• [Dataset excerpts]
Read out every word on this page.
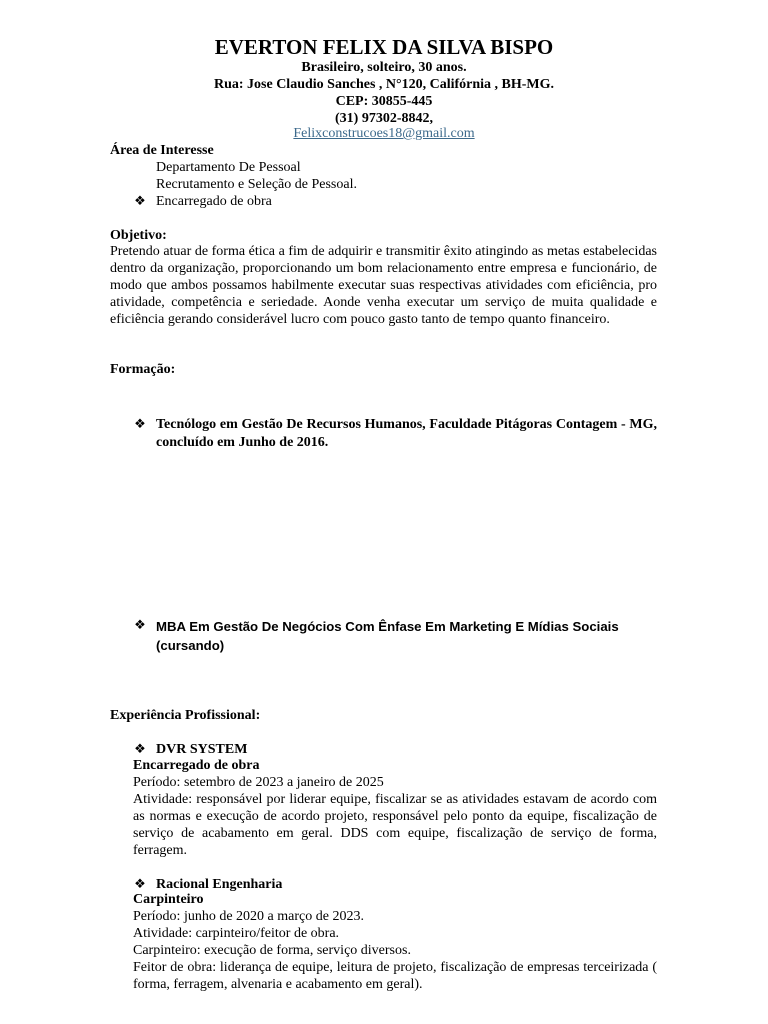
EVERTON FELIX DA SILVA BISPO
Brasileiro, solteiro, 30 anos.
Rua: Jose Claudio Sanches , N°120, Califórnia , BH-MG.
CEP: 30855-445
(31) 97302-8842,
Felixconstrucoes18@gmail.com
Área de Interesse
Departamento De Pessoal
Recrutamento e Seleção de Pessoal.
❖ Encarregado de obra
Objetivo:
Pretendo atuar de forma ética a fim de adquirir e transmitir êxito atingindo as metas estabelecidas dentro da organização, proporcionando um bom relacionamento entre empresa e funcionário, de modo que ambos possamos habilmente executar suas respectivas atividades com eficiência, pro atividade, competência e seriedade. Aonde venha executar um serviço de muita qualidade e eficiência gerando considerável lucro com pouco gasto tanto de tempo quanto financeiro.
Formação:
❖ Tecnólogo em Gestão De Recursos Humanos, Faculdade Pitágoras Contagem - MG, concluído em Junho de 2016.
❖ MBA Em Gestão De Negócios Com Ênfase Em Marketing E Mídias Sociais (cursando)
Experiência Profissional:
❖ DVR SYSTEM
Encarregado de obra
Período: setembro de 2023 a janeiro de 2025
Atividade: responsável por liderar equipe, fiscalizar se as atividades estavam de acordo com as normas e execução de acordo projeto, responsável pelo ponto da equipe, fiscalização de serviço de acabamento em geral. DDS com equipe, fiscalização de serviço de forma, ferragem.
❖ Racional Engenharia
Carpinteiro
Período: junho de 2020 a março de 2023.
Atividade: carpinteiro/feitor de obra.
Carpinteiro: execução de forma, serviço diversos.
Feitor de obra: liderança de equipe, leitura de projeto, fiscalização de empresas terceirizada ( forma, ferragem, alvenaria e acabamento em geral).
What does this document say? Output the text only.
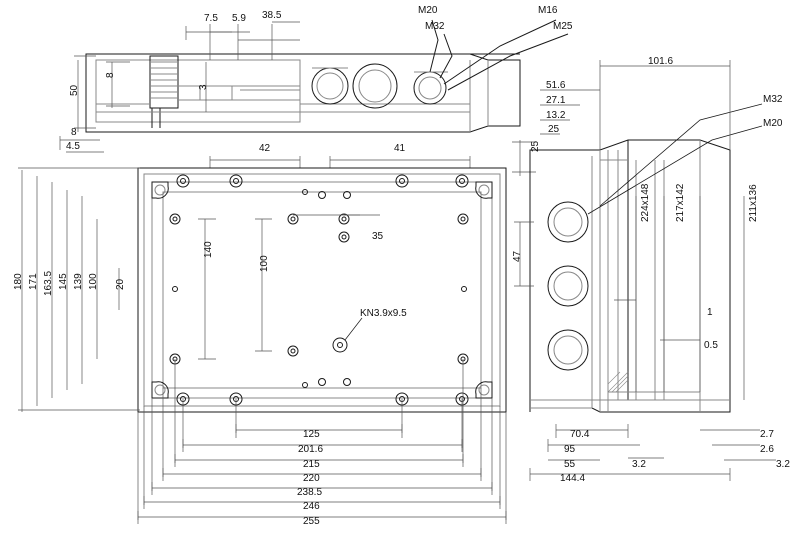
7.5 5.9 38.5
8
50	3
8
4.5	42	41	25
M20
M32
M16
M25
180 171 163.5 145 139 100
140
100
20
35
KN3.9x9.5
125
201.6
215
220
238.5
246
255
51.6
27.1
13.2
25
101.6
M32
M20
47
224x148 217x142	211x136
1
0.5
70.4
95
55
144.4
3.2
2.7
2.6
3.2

• [Objective] Reproduce all entries without any change, and omit the pictures.

• [Solution to the exercise]
Read out every word on this page.
EVERTON FELIX DA SILVA BISPO
Brasileiro, solteiro, 30 anos.
Rua: Jose Claudio Sanches , N°120, Califórnia , BH-MG.
CEP: 30855-445
(31) 97302-8842,
Felixconstrucoes18@gmail.com
Área de Interesse
Departamento De Pessoal
Recrutamento e Seleção de Pessoal.
❖ Encarregado de obra
Objetivo:
Pretendo atuar de forma ética a fim de adquirir e transmitir êxito atingindo as metas estabelecidas dentro da organização, proporcionando um bom relacionamento entre empresa e funcionário, de modo que ambos possamos habilmente executar suas respectivas atividades com eficiência, pro atividade, competência e seriedade. Aonde venha executar um serviço de muita qualidade e eficiência gerando considerável lucro com pouco gasto tanto de tempo quanto financeiro.
Formação:
❖ Tecnólogo em Gestão De Recursos Humanos, Faculdade Pitágoras Contagem - MG, concluído em Junho de 2016.
❖ MBA Em Gestão De Negócios Com Ênfase Em Marketing E Mídias Sociais (cursando)
Experiência Profissional:
❖ DVR SYSTEM
Encarregado de obra
Período: setembro de 2023 a janeiro de 2025
Atividade: responsável por liderar equipe, fiscalizar se as atividades estavam de acordo com as normas e execução de acordo projeto, responsável pelo ponto da equipe, fiscalização de serviço de acabamento em geral. DDS com equipe, fiscalização de serviço de forma, ferragem.
❖ Racional Engenharia
Carpinteiro
Período: junho de 2020 a março de 2023.
Atividade: carpinteiro/feitor de obra.
Carpinteiro: execução de forma, serviço diversos.
Feitor de obra: liderança de equipe, leitura de projeto, fiscalização de empresas terceirizada ( forma, ferragem, alvenaria e acabamento em geral).
What does this document say? Output the text only.
7.5 5.9 38.5
8
50	3
8
4.5	42	41	25
M20
M32
M16
M25
180 171 163.5 145 139 100
140
100
20
35
KN3.9x9.5
125
201.6
215
220
238.5
246
255
51.6
27.1
13.2
25
101.6
M32
M20
47
224x148 217x142	211x136
1
0.5
70.4
95
55
144.4
3.2
2.7
2.6
3.2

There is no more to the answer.